[Figure record listings]
········

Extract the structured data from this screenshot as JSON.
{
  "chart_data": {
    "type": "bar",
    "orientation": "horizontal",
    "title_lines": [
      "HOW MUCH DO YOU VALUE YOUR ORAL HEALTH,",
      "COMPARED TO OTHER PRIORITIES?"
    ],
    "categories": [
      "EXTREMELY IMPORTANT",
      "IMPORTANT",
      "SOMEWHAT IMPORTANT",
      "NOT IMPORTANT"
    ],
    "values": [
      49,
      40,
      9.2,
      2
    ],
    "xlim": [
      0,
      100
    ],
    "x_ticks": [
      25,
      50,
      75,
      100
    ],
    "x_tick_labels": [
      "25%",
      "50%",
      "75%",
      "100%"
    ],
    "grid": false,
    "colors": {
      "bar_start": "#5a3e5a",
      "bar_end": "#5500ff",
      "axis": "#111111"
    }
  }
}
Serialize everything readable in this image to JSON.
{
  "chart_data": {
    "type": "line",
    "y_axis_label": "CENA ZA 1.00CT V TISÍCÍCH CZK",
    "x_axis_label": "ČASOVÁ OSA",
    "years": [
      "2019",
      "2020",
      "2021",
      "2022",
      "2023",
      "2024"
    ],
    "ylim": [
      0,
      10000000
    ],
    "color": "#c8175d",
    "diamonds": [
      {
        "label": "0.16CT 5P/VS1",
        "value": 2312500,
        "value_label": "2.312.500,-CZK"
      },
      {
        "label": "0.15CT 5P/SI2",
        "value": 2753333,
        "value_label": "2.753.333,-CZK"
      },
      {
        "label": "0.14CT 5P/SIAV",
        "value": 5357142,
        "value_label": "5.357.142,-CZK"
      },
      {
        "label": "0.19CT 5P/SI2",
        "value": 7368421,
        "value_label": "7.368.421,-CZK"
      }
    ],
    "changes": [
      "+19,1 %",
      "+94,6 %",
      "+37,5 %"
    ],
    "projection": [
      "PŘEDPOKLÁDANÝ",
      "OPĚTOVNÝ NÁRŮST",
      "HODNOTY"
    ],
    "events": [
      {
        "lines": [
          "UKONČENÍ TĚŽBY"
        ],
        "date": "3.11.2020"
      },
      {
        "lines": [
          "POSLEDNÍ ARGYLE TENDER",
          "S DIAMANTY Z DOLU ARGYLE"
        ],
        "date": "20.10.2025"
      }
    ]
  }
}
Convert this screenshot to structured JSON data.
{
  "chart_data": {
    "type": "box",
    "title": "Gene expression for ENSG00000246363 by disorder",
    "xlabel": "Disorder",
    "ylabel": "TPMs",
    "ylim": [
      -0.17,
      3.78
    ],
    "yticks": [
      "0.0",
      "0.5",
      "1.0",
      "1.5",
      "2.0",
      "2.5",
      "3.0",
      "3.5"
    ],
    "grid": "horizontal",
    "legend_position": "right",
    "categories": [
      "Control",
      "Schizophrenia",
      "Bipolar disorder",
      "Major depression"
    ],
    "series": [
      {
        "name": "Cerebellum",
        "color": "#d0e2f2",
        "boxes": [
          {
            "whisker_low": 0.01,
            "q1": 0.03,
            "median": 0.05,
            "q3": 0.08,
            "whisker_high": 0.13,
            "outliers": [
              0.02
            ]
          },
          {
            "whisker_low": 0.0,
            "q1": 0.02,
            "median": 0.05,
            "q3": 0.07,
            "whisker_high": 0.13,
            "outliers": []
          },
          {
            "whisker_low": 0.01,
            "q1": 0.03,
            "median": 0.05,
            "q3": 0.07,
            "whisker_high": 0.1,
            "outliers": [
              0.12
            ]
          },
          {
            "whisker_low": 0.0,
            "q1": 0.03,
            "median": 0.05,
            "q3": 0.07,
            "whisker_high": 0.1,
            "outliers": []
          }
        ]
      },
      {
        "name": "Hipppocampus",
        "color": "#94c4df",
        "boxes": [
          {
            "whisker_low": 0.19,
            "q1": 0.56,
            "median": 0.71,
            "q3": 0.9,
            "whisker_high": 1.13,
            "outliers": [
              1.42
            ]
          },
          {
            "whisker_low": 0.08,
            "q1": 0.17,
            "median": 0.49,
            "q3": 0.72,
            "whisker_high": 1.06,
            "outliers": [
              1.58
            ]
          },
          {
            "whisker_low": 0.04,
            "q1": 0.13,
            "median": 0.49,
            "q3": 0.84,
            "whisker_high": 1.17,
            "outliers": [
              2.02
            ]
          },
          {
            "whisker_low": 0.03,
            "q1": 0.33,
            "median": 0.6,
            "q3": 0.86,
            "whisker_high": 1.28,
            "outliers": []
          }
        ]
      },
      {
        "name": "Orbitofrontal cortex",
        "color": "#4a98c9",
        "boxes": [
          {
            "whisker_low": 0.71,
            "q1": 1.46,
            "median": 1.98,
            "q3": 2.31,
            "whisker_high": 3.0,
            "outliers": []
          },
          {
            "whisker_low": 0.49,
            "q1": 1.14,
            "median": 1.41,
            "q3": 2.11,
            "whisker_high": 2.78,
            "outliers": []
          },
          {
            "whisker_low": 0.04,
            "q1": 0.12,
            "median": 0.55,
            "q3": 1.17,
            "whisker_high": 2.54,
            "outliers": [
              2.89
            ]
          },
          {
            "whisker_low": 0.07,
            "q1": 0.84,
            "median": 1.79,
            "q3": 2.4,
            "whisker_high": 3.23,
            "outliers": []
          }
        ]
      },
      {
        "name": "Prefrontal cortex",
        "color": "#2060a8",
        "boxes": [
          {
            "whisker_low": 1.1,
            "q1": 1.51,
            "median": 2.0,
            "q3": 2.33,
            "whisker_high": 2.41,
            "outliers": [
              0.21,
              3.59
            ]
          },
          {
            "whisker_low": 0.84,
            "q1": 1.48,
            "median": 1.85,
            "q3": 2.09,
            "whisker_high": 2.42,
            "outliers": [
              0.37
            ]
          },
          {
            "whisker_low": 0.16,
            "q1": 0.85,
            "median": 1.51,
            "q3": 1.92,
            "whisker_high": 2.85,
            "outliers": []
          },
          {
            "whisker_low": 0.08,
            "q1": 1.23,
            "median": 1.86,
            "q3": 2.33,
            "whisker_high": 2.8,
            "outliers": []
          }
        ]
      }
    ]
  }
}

········

Set problem: In the records above, locate every line with the string "JSON" and copy it.

Solution to this exercise:
Extract the structured data from this screenshot as JSON.
Serialize everything readable in this image to JSON.
Convert this screenshot to structured JSON data.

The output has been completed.